Problem — Please transcribe the data that follows without the pictures, keeping every word the same.
## Start Material for this task
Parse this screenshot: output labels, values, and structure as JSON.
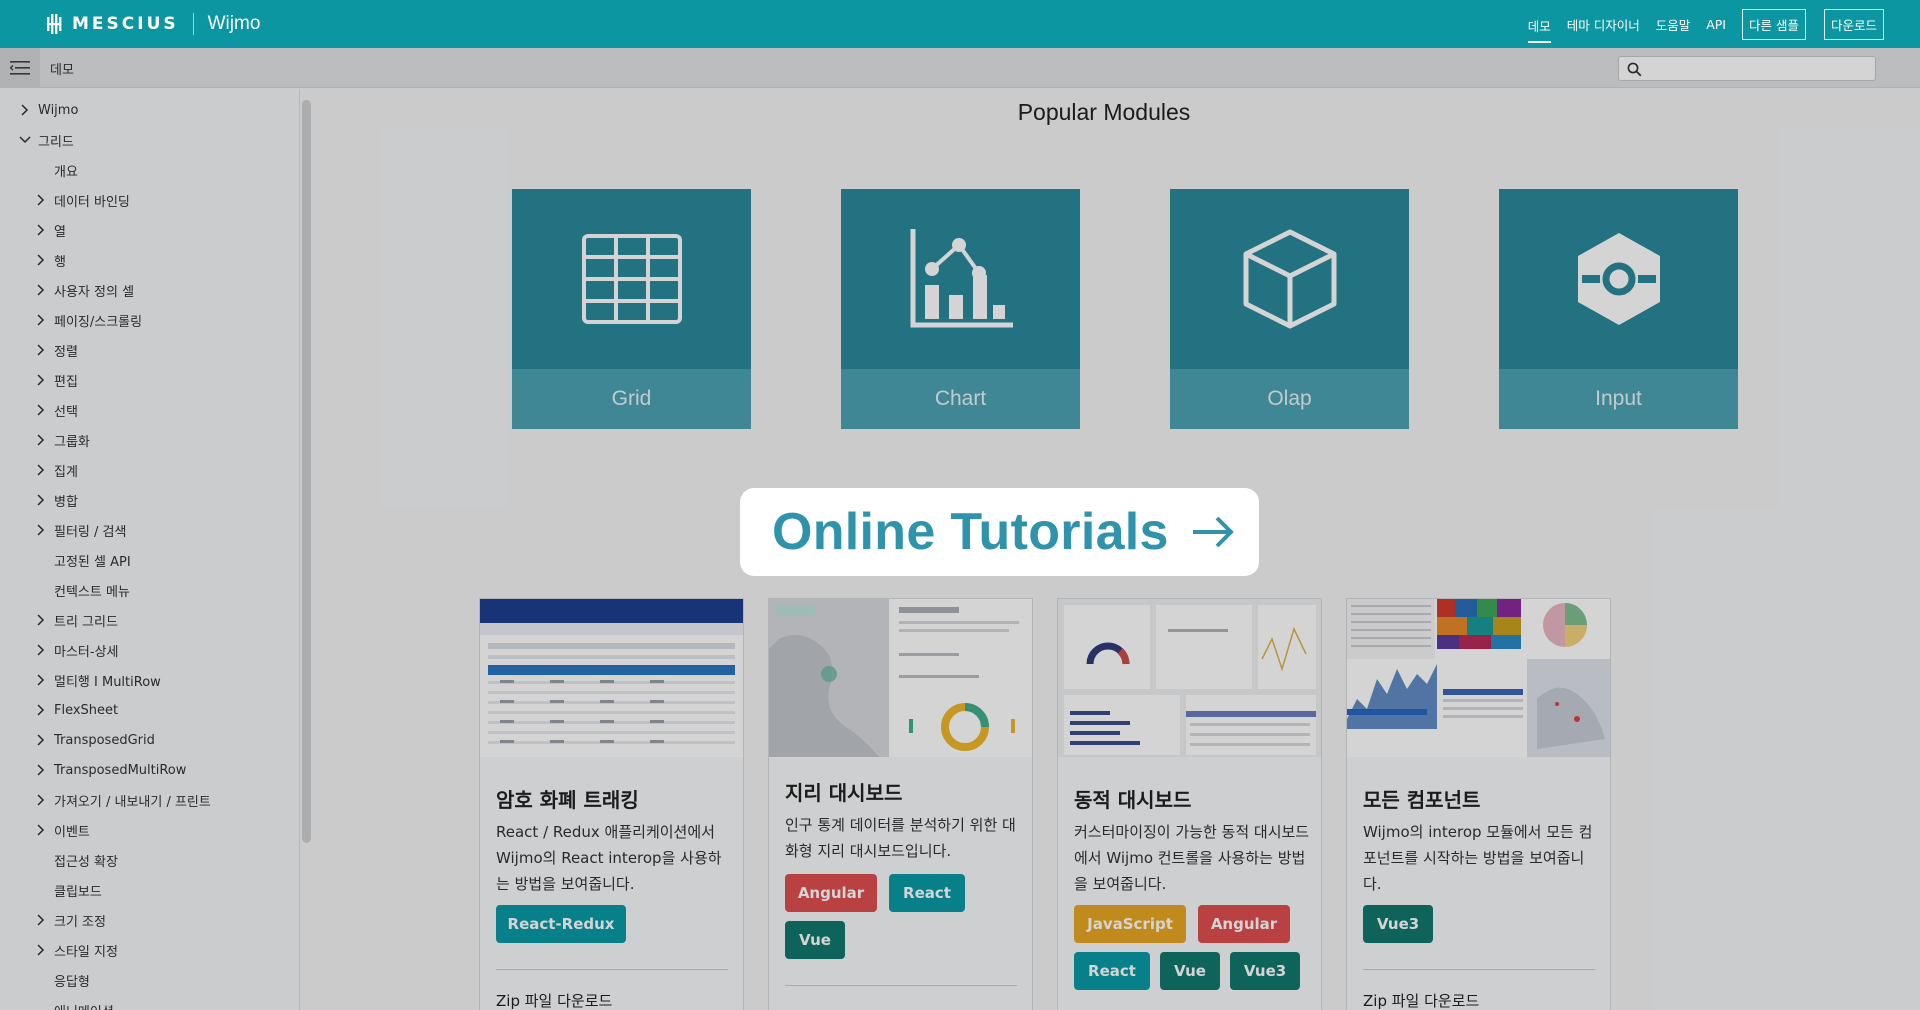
{
  "header": {
    "brand": "MESCIUS",
    "product": "Wijmo",
    "nav": [
      {
        "label": "데모",
        "active": true
      },
      {
        "label": "테마 디자이너"
      },
      {
        "label": "도움말"
      },
      {
        "label": "API"
      }
    ],
    "buttons": [
      "다른 샘플",
      "다운로드"
    ]
  },
  "subbar": {
    "title": "데모",
    "search_placeholder": ""
  },
  "sidebar": {
    "items": [
      {
        "label": "Wijmo",
        "level": 0,
        "state": "collapsed"
      },
      {
        "label": "그리드",
        "level": 0,
        "state": "expanded"
      },
      {
        "label": "개요",
        "level": 1,
        "state": "leaf"
      },
      {
        "label": "데이터 바인딩",
        "level": 1,
        "state": "collapsed"
      },
      {
        "label": "열",
        "level": 1,
        "state": "collapsed"
      },
      {
        "label": "행",
        "level": 1,
        "state": "collapsed"
      },
      {
        "label": "사용자 정의 셀",
        "level": 1,
        "state": "collapsed"
      },
      {
        "label": "페이징/스크롤링",
        "level": 1,
        "state": "collapsed"
      },
      {
        "label": "정렬",
        "level": 1,
        "state": "collapsed"
      },
      {
        "label": "편집",
        "level": 1,
        "state": "collapsed"
      },
      {
        "label": "선택",
        "level": 1,
        "state": "collapsed"
      },
      {
        "label": "그룹화",
        "level": 1,
        "state": "collapsed"
      },
      {
        "label": "집계",
        "level": 1,
        "state": "collapsed"
      },
      {
        "label": "병합",
        "level": 1,
        "state": "collapsed"
      },
      {
        "label": "필터링 / 검색",
        "level": 1,
        "state": "collapsed"
      },
      {
        "label": "고정된 셀 API",
        "level": 1,
        "state": "leaf"
      },
      {
        "label": "컨텍스트 메뉴",
        "level": 1,
        "state": "leaf"
      },
      {
        "label": "트리 그리드",
        "level": 1,
        "state": "collapsed"
      },
      {
        "label": "마스터-상세",
        "level": 1,
        "state": "collapsed"
      },
      {
        "label": "멀티행 I MultiRow",
        "level": 1,
        "state": "collapsed"
      },
      {
        "label": "FlexSheet",
        "level": 1,
        "state": "collapsed"
      },
      {
        "label": "TransposedGrid",
        "level": 1,
        "state": "collapsed"
      },
      {
        "label": "TransposedMultiRow",
        "level": 1,
        "state": "collapsed"
      },
      {
        "label": "가져오기 / 내보내기 / 프린트",
        "level": 1,
        "state": "collapsed"
      },
      {
        "label": "이벤트",
        "level": 1,
        "state": "collapsed"
      },
      {
        "label": "접근성 확장",
        "level": 1,
        "state": "leaf"
      },
      {
        "label": "클립보드",
        "level": 1,
        "state": "leaf"
      },
      {
        "label": "크기 조정",
        "level": 1,
        "state": "collapsed"
      },
      {
        "label": "스타일 지정",
        "level": 1,
        "state": "collapsed"
      },
      {
        "label": "응답형",
        "level": 1,
        "state": "leaf"
      },
      {
        "label": "애니메이션",
        "level": 1,
        "state": "leaf"
      }
    ]
  },
  "main": {
    "section_title": "Popular Modules",
    "modules": [
      {
        "label": "Grid",
        "icon": "grid-icon"
      },
      {
        "label": "Chart",
        "icon": "chart-icon"
      },
      {
        "label": "Olap",
        "icon": "cube-icon"
      },
      {
        "label": "Input",
        "icon": "input-icon"
      }
    ],
    "cta": {
      "label": "Online Tutorials",
      "arrow": "→"
    },
    "cards": [
      {
        "title": "암호 화폐 트래킹",
        "description": "React / Redux 애플리케이션에서 Wijmo의 React interop을 사용하는 방법을 보여줍니다.",
        "tags": [
          {
            "label": "React-Redux",
            "color": "teal"
          }
        ],
        "zip": "Zip 파일 다운로드"
      },
      {
        "title": "지리 대시보드",
        "description": "인구 통계 데이터를 분석하기 위한 대화형 지리 대시보드입니다.",
        "tags": [
          {
            "label": "Angular",
            "color": "red"
          },
          {
            "label": "React",
            "color": "teal"
          },
          {
            "label": "Vue",
            "color": "green"
          }
        ],
        "zip": ""
      },
      {
        "title": "동적 대시보드",
        "description": "커스터마이징이 가능한 동적 대시보드에서 Wijmo 컨트롤을 사용하는 방법을 보여줍니다.",
        "tags": [
          {
            "label": "JavaScript",
            "color": "orange"
          },
          {
            "label": "Angular",
            "color": "red"
          },
          {
            "label": "React",
            "color": "teal"
          },
          {
            "label": "Vue",
            "color": "green"
          },
          {
            "label": "Vue3",
            "color": "green"
          }
        ],
        "zip": ""
      },
      {
        "title": "모든 컴포넌트",
        "description": "Wijmo의 interop 모듈에서 모든 컴포넌트를 시작하는 방법을 보여줍니다.",
        "tags": [
          {
            "label": "Vue3",
            "color": "green"
          }
        ],
        "zip": "Zip 파일 다운로드"
      }
    ]
  },
  "colors": {
    "header": "#0b96a2",
    "module_bg": "#2b8a9d",
    "module_label_bg": "#4ea3b4",
    "cta_text": "#2f93ac",
    "tag_teal": "#0a9aa6",
    "tag_red": "#df4f4f",
    "tag_green": "#12796d",
    "tag_orange": "#e9a624"
  }
}
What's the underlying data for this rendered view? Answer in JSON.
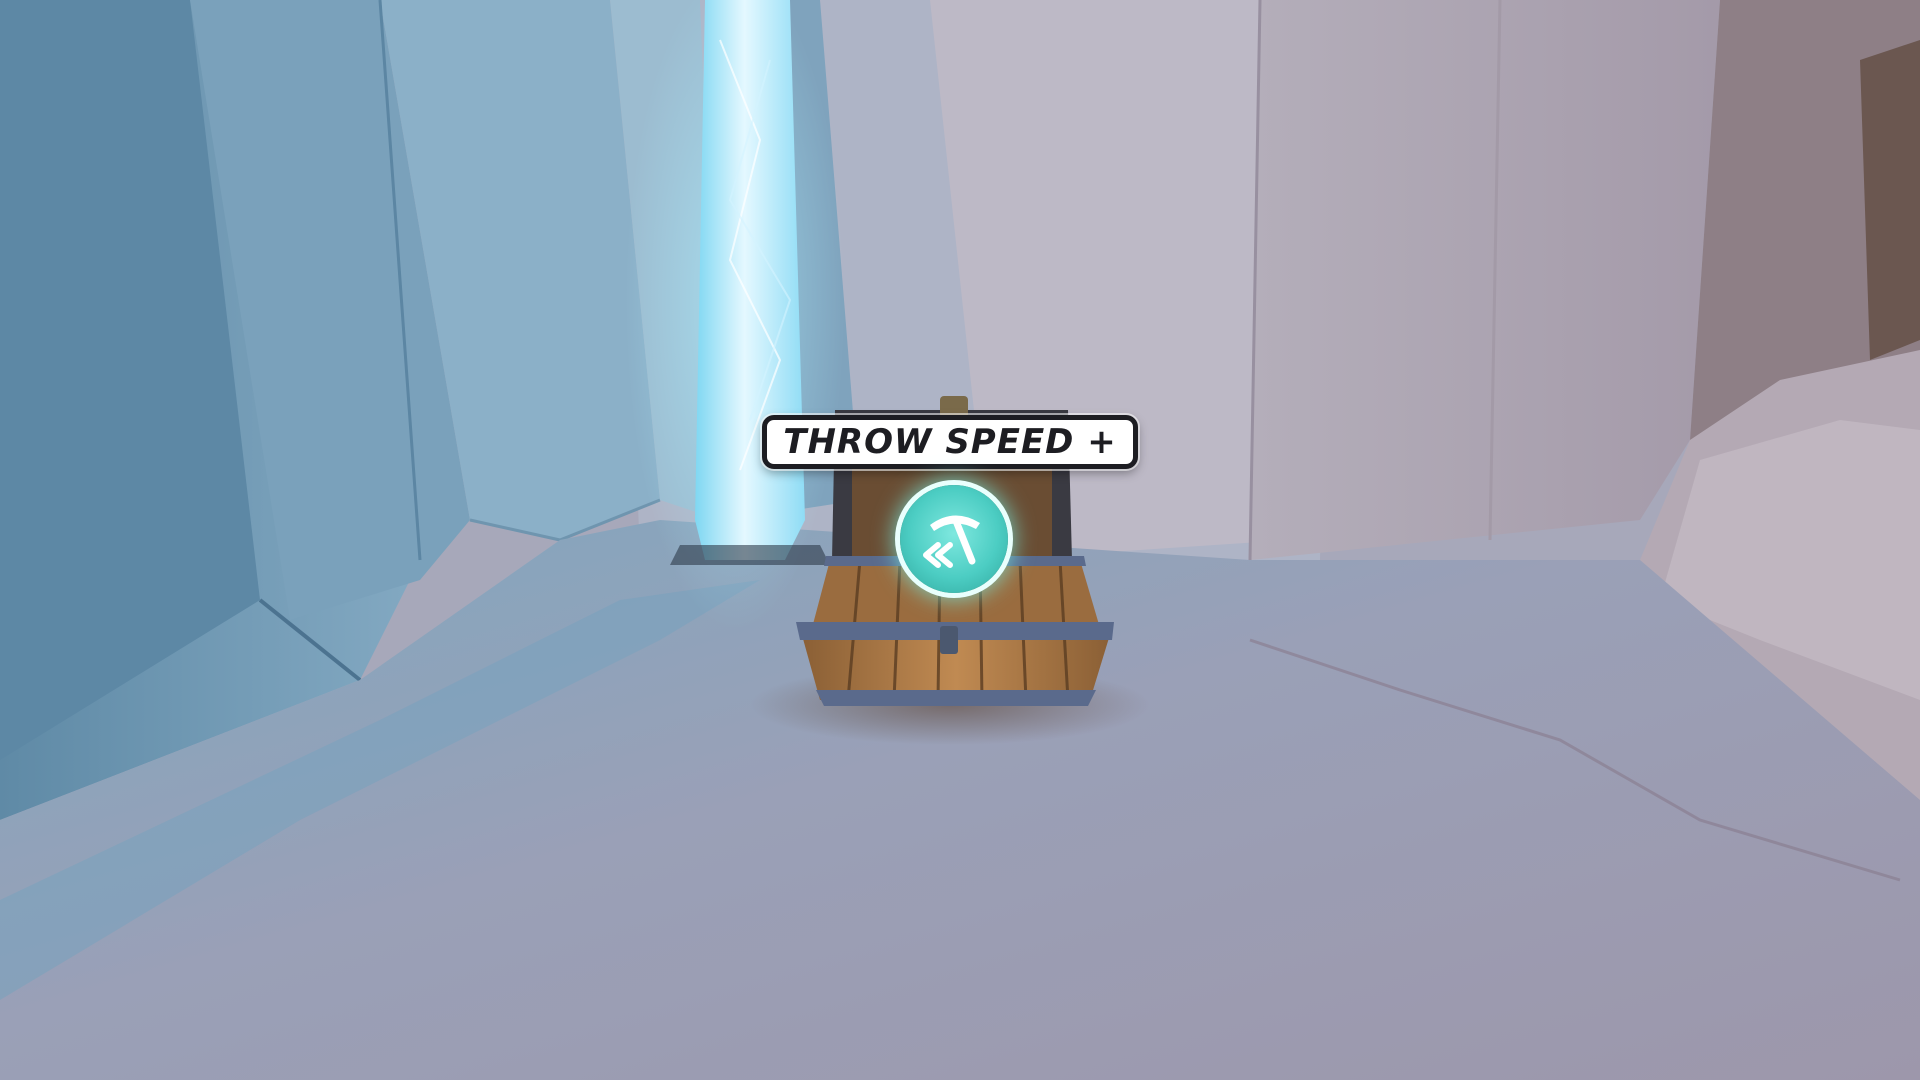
{
  "pickup": {
    "label": "THROW SPEED +",
    "icon": "pickaxe-speed-icon"
  },
  "colors": {
    "crystal": "#bfefff",
    "orb": "#4ccdc3",
    "label_bg": "#ffffff",
    "label_border": "#1d1d22"
  }
}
## End Material for this task
Worked solution —
Parse this screenshot: output labels, values, and structure as JSON.
{
  "header": {
    "brand": "MESCIUS",
    "product": "Wijmo",
    "nav": [
      {
        "label": "데모",
        "active": true
      },
      {
        "label": "테마 디자이너"
      },
      {
        "label": "도움말"
      },
      {
        "label": "API"
      }
    ],
    "buttons": [
      "다른 샘플",
      "다운로드"
    ]
  },
  "subbar": {
    "title": "데모",
    "search_placeholder": ""
  },
  "sidebar": {
    "items": [
      {
        "label": "Wijmo",
        "level": 0,
        "state": "collapsed"
      },
      {
        "label": "그리드",
        "level": 0,
        "state": "expanded"
      },
      {
        "label": "개요",
        "level": 1,
        "state": "leaf"
      },
      {
        "label": "데이터 바인딩",
        "level": 1,
        "state": "collapsed"
      },
      {
        "label": "열",
        "level": 1,
        "state": "collapsed"
      },
      {
        "label": "행",
        "level": 1,
        "state": "collapsed"
      },
      {
        "label": "사용자 정의 셀",
        "level": 1,
        "state": "collapsed"
      },
      {
        "label": "페이징/스크롤링",
        "level": 1,
        "state": "collapsed"
      },
      {
        "label": "정렬",
        "level": 1,
        "state": "collapsed"
      },
      {
        "label": "편집",
        "level": 1,
        "state": "collapsed"
      },
      {
        "label": "선택",
        "level": 1,
        "state": "collapsed"
      },
      {
        "label": "그룹화",
        "level": 1,
        "state": "collapsed"
      },
      {
        "label": "집계",
        "level": 1,
        "state": "collapsed"
      },
      {
        "label": "병합",
        "level": 1,
        "state": "collapsed"
      },
      {
        "label": "필터링 / 검색",
        "level": 1,
        "state": "collapsed"
      },
      {
        "label": "고정된 셀 API",
        "level": 1,
        "state": "leaf"
      },
      {
        "label": "컨텍스트 메뉴",
        "level": 1,
        "state": "leaf"
      },
      {
        "label": "트리 그리드",
        "level": 1,
        "state": "collapsed"
      },
      {
        "label": "마스터-상세",
        "level": 1,
        "state": "collapsed"
      },
      {
        "label": "멀티행 I MultiRow",
        "level": 1,
        "state": "collapsed"
      },
      {
        "label": "FlexSheet",
        "level": 1,
        "state": "collapsed"
      },
      {
        "label": "TransposedGrid",
        "level": 1,
        "state": "collapsed"
      },
      {
        "label": "TransposedMultiRow",
        "level": 1,
        "state": "collapsed"
      },
      {
        "label": "가져오기 / 내보내기 / 프린트",
        "level": 1,
        "state": "collapsed"
      },
      {
        "label": "이벤트",
        "level": 1,
        "state": "collapsed"
      },
      {
        "label": "접근성 확장",
        "level": 1,
        "state": "leaf"
      },
      {
        "label": "클립보드",
        "level": 1,
        "state": "leaf"
      },
      {
        "label": "크기 조정",
        "level": 1,
        "state": "collapsed"
      },
      {
        "label": "스타일 지정",
        "level": 1,
        "state": "collapsed"
      },
      {
        "label": "응답형",
        "level": 1,
        "state": "leaf"
      },
      {
        "label": "애니메이션",
        "level": 1,
        "state": "leaf"
      }
    ]
  },
  "main": {
    "section_title": "Popular Modules",
    "modules": [
      {
        "label": "Grid",
        "icon": "grid-icon"
      },
      {
        "label": "Chart",
        "icon": "chart-icon"
      },
      {
        "label": "Olap",
        "icon": "cube-icon"
      },
      {
        "label": "Input",
        "icon": "input-icon"
      }
    ],
    "cta": {
      "label": "Online Tutorials",
      "arrow": "→"
    },
    "cards": [
      {
        "title": "암호 화폐 트래킹",
        "description": "React / Redux 애플리케이션에서 Wijmo의 React interop을 사용하는 방법을 보여줍니다.",
        "tags": [
          {
            "label": "React-Redux",
            "color": "teal"
          }
        ],
        "zip": "Zip 파일 다운로드"
      },
      {
        "title": "지리 대시보드",
        "description": "인구 통계 데이터를 분석하기 위한 대화형 지리 대시보드입니다.",
        "tags": [
          {
            "label": "Angular",
            "color": "red"
          },
          {
            "label": "React",
            "color": "teal"
          },
          {
            "label": "Vue",
            "color": "green"
          }
        ],
        "zip": ""
      },
      {
        "title": "동적 대시보드",
        "description": "커스터마이징이 가능한 동적 대시보드에서 Wijmo 컨트롤을 사용하는 방법을 보여줍니다.",
        "tags": [
          {
            "label": "JavaScript",
            "color": "orange"
          },
          {
            "label": "Angular",
            "color": "red"
          },
          {
            "label": "React",
            "color": "teal"
          },
          {
            "label": "Vue",
            "color": "green"
          },
          {
            "label": "Vue3",
            "color": "green"
          }
        ],
        "zip": ""
      },
      {
        "title": "모든 컴포넌트",
        "description": "Wijmo의 interop 모듈에서 모든 컴포넌트를 시작하는 방법을 보여줍니다.",
        "tags": [
          {
            "label": "Vue3",
            "color": "green"
          }
        ],
        "zip": "Zip 파일 다운로드"
      }
    ]
  },
  "colors": {
    "header": "#0b96a2",
    "module_bg": "#2b8a9d",
    "module_label_bg": "#4ea3b4",
    "cta_text": "#2f93ac",
    "tag_teal": "#0a9aa6",
    "tag_red": "#df4f4f",
    "tag_green": "#12796d",
    "tag_orange": "#e9a624"
  }
}
What's the underlying data for this rendered view? Answer in JSON.
{
  "pickup": {
    "label": "THROW SPEED +",
    "icon": "pickaxe-speed-icon"
  },
  "colors": {
    "crystal": "#bfefff",
    "orb": "#4ccdc3",
    "label_bg": "#ffffff",
    "label_border": "#1d1d22"
  }
}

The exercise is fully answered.